Select the lines below containing the word "conditional".

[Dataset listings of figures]
***

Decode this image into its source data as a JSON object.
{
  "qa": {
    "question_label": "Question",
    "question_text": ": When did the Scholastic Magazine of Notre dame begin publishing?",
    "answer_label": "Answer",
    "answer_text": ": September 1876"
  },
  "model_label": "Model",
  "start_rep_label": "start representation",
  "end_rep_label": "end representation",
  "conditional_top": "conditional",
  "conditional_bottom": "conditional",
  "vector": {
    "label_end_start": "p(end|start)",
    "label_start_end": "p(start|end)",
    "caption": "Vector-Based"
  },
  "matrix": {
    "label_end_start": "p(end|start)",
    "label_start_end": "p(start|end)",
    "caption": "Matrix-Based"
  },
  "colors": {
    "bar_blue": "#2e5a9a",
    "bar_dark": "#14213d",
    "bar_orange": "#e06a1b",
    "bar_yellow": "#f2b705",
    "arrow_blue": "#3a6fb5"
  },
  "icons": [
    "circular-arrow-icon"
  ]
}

***

FULL SOLUTION:
  "conditional_top": "conditional",
  "conditional_bottom": "conditional",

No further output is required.